> Records provided
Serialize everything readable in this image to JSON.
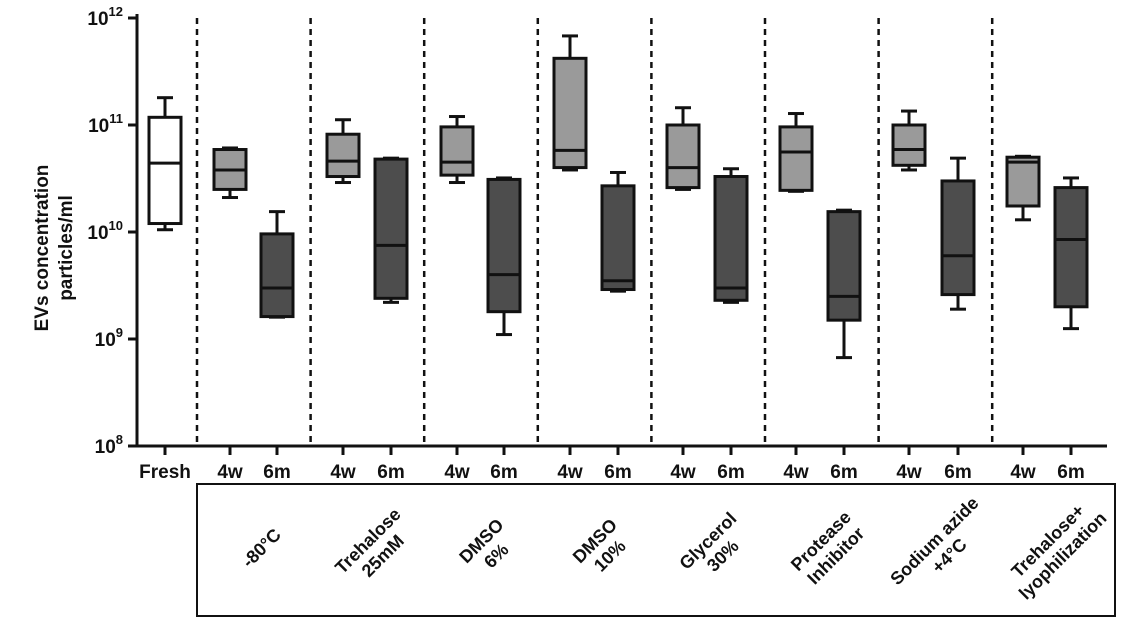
{
  "chart_data": {
    "type": "box",
    "ylabel_lines": [
      "EVs concentration",
      "particles/ml"
    ],
    "yscale": "log",
    "ylim": [
      100000000,
      1000000000000
    ],
    "y_ticks": [
      {
        "value": 1000000000000,
        "base": "10",
        "exp": "12"
      },
      {
        "value": 100000000000,
        "base": "10",
        "exp": "11"
      },
      {
        "value": 10000000000,
        "base": "10",
        "exp": "10"
      },
      {
        "value": 1000000000,
        "base": "10",
        "exp": "9"
      },
      {
        "value": 100000000,
        "base": "10",
        "exp": "8"
      }
    ],
    "colors": {
      "fresh": "#ffffff",
      "4w": "#9a9a9a",
      "6m": "#4d4d4d",
      "line": "#111111"
    },
    "groups": [
      {
        "label_lines": [],
        "boxes": [
          {
            "tick": "Fresh",
            "series": "fresh",
            "min": 10500000000.0,
            "q1": 12000000000.0,
            "median": 44000000000.0,
            "q3": 118000000000.0,
            "max": 180000000000.0
          }
        ]
      },
      {
        "label_lines": [
          "-80°C"
        ],
        "boxes": [
          {
            "tick": "4w",
            "series": "4w",
            "min": 21000000000.0,
            "q1": 25000000000.0,
            "median": 38000000000.0,
            "q3": 59000000000.0,
            "max": 61000000000.0
          },
          {
            "tick": "6m",
            "series": "6m",
            "min": 1600000000.0,
            "q1": 1620000000.0,
            "median": 3000000000.0,
            "q3": 9600000000.0,
            "max": 15500000000.0
          }
        ]
      },
      {
        "label_lines": [
          "Trehalose",
          "25mM"
        ],
        "boxes": [
          {
            "tick": "4w",
            "series": "4w",
            "min": 29000000000.0,
            "q1": 33000000000.0,
            "median": 46000000000.0,
            "q3": 82000000000.0,
            "max": 112000000000.0
          },
          {
            "tick": "6m",
            "series": "6m",
            "min": 2200000000.0,
            "q1": 2400000000.0,
            "median": 7500000000.0,
            "q3": 48000000000.0,
            "max": 49000000000.0
          }
        ]
      },
      {
        "label_lines": [
          "DMSO",
          "6%"
        ],
        "boxes": [
          {
            "tick": "4w",
            "series": "4w",
            "min": 29000000000.0,
            "q1": 34000000000.0,
            "median": 45000000000.0,
            "q3": 96000000000.0,
            "max": 120000000000.0
          },
          {
            "tick": "6m",
            "series": "6m",
            "min": 1100000000.0,
            "q1": 1800000000.0,
            "median": 4000000000.0,
            "q3": 31000000000.0,
            "max": 32000000000.0
          }
        ]
      },
      {
        "label_lines": [
          "DMSO",
          "10%"
        ],
        "boxes": [
          {
            "tick": "4w",
            "series": "4w",
            "min": 38000000000.0,
            "q1": 40000000000.0,
            "median": 58000000000.0,
            "q3": 420000000000.0,
            "max": 680000000000.0
          },
          {
            "tick": "6m",
            "series": "6m",
            "min": 2800000000.0,
            "q1": 2900000000.0,
            "median": 3500000000.0,
            "q3": 27000000000.0,
            "max": 36000000000.0
          }
        ]
      },
      {
        "label_lines": [
          "Glycerol",
          "30%"
        ],
        "boxes": [
          {
            "tick": "4w",
            "series": "4w",
            "min": 25000000000.0,
            "q1": 26000000000.0,
            "median": 40000000000.0,
            "q3": 100000000000.0,
            "max": 145000000000.0
          },
          {
            "tick": "6m",
            "series": "6m",
            "min": 2200000000.0,
            "q1": 2300000000.0,
            "median": 3000000000.0,
            "q3": 33000000000.0,
            "max": 39000000000.0
          }
        ]
      },
      {
        "label_lines": [
          "Protease",
          "Inhibitor"
        ],
        "boxes": [
          {
            "tick": "4w",
            "series": "4w",
            "min": 24000000000.0,
            "q1": 24500000000.0,
            "median": 56000000000.0,
            "q3": 96000000000.0,
            "max": 128000000000.0
          },
          {
            "tick": "6m",
            "series": "6m",
            "min": 670000000.0,
            "q1": 1500000000.0,
            "median": 2500000000.0,
            "q3": 15500000000.0,
            "max": 16000000000.0
          }
        ]
      },
      {
        "label_lines": [
          "Sodium azide",
          "+4°C"
        ],
        "boxes": [
          {
            "tick": "4w",
            "series": "4w",
            "min": 38000000000.0,
            "q1": 42000000000.0,
            "median": 59000000000.0,
            "q3": 100000000000.0,
            "max": 135000000000.0
          },
          {
            "tick": "6m",
            "series": "6m",
            "min": 1900000000.0,
            "q1": 2600000000.0,
            "median": 6000000000.0,
            "q3": 30000000000.0,
            "max": 49000000000.0
          }
        ]
      },
      {
        "label_lines": [
          "Trehalose+",
          "lyophilization"
        ],
        "boxes": [
          {
            "tick": "4w",
            "series": "4w",
            "min": 13000000000.0,
            "q1": 17500000000.0,
            "median": 45000000000.0,
            "q3": 50000000000.0,
            "max": 51000000000.0
          },
          {
            "tick": "6m",
            "series": "6m",
            "min": 1250000000.0,
            "q1": 2000000000.0,
            "median": 8500000000.0,
            "q3": 26000000000.0,
            "max": 32000000000.0
          }
        ]
      }
    ]
  }
}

> The exercise
Write out the material above again, word for word, minus its pictures.

> Correct result
Serialize everything readable in this image to JSON.
{
  "chart_data": {
    "type": "box",
    "ylabel_lines": [
      "EVs concentration",
      "particles/ml"
    ],
    "yscale": "log",
    "ylim": [
      100000000,
      1000000000000
    ],
    "y_ticks": [
      {
        "value": 1000000000000,
        "base": "10",
        "exp": "12"
      },
      {
        "value": 100000000000,
        "base": "10",
        "exp": "11"
      },
      {
        "value": 10000000000,
        "base": "10",
        "exp": "10"
      },
      {
        "value": 1000000000,
        "base": "10",
        "exp": "9"
      },
      {
        "value": 100000000,
        "base": "10",
        "exp": "8"
      }
    ],
    "colors": {
      "fresh": "#ffffff",
      "4w": "#9a9a9a",
      "6m": "#4d4d4d",
      "line": "#111111"
    },
    "groups": [
      {
        "label_lines": [],
        "boxes": [
          {
            "tick": "Fresh",
            "series": "fresh",
            "min": 10500000000.0,
            "q1": 12000000000.0,
            "median": 44000000000.0,
            "q3": 118000000000.0,
            "max": 180000000000.0
          }
        ]
      },
      {
        "label_lines": [
          "-80°C"
        ],
        "boxes": [
          {
            "tick": "4w",
            "series": "4w",
            "min": 21000000000.0,
            "q1": 25000000000.0,
            "median": 38000000000.0,
            "q3": 59000000000.0,
            "max": 61000000000.0
          },
          {
            "tick": "6m",
            "series": "6m",
            "min": 1600000000.0,
            "q1": 1620000000.0,
            "median": 3000000000.0,
            "q3": 9600000000.0,
            "max": 15500000000.0
          }
        ]
      },
      {
        "label_lines": [
          "Trehalose",
          "25mM"
        ],
        "boxes": [
          {
            "tick": "4w",
            "series": "4w",
            "min": 29000000000.0,
            "q1": 33000000000.0,
            "median": 46000000000.0,
            "q3": 82000000000.0,
            "max": 112000000000.0
          },
          {
            "tick": "6m",
            "series": "6m",
            "min": 2200000000.0,
            "q1": 2400000000.0,
            "median": 7500000000.0,
            "q3": 48000000000.0,
            "max": 49000000000.0
          }
        ]
      },
      {
        "label_lines": [
          "DMSO",
          "6%"
        ],
        "boxes": [
          {
            "tick": "4w",
            "series": "4w",
            "min": 29000000000.0,
            "q1": 34000000000.0,
            "median": 45000000000.0,
            "q3": 96000000000.0,
            "max": 120000000000.0
          },
          {
            "tick": "6m",
            "series": "6m",
            "min": 1100000000.0,
            "q1": 1800000000.0,
            "median": 4000000000.0,
            "q3": 31000000000.0,
            "max": 32000000000.0
          }
        ]
      },
      {
        "label_lines": [
          "DMSO",
          "10%"
        ],
        "boxes": [
          {
            "tick": "4w",
            "series": "4w",
            "min": 38000000000.0,
            "q1": 40000000000.0,
            "median": 58000000000.0,
            "q3": 420000000000.0,
            "max": 680000000000.0
          },
          {
            "tick": "6m",
            "series": "6m",
            "min": 2800000000.0,
            "q1": 2900000000.0,
            "median": 3500000000.0,
            "q3": 27000000000.0,
            "max": 36000000000.0
          }
        ]
      },
      {
        "label_lines": [
          "Glycerol",
          "30%"
        ],
        "boxes": [
          {
            "tick": "4w",
            "series": "4w",
            "min": 25000000000.0,
            "q1": 26000000000.0,
            "median": 40000000000.0,
            "q3": 100000000000.0,
            "max": 145000000000.0
          },
          {
            "tick": "6m",
            "series": "6m",
            "min": 2200000000.0,
            "q1": 2300000000.0,
            "median": 3000000000.0,
            "q3": 33000000000.0,
            "max": 39000000000.0
          }
        ]
      },
      {
        "label_lines": [
          "Protease",
          "Inhibitor"
        ],
        "boxes": [
          {
            "tick": "4w",
            "series": "4w",
            "min": 24000000000.0,
            "q1": 24500000000.0,
            "median": 56000000000.0,
            "q3": 96000000000.0,
            "max": 128000000000.0
          },
          {
            "tick": "6m",
            "series": "6m",
            "min": 670000000.0,
            "q1": 1500000000.0,
            "median": 2500000000.0,
            "q3": 15500000000.0,
            "max": 16000000000.0
          }
        ]
      },
      {
        "label_lines": [
          "Sodium azide",
          "+4°C"
        ],
        "boxes": [
          {
            "tick": "4w",
            "series": "4w",
            "min": 38000000000.0,
            "q1": 42000000000.0,
            "median": 59000000000.0,
            "q3": 100000000000.0,
            "max": 135000000000.0
          },
          {
            "tick": "6m",
            "series": "6m",
            "min": 1900000000.0,
            "q1": 2600000000.0,
            "median": 6000000000.0,
            "q3": 30000000000.0,
            "max": 49000000000.0
          }
        ]
      },
      {
        "label_lines": [
          "Trehalose+",
          "lyophilization"
        ],
        "boxes": [
          {
            "tick": "4w",
            "series": "4w",
            "min": 13000000000.0,
            "q1": 17500000000.0,
            "median": 45000000000.0,
            "q3": 50000000000.0,
            "max": 51000000000.0
          },
          {
            "tick": "6m",
            "series": "6m",
            "min": 1250000000.0,
            "q1": 2000000000.0,
            "median": 8500000000.0,
            "q3": 26000000000.0,
            "max": 32000000000.0
          }
        ]
      }
    ]
  }
}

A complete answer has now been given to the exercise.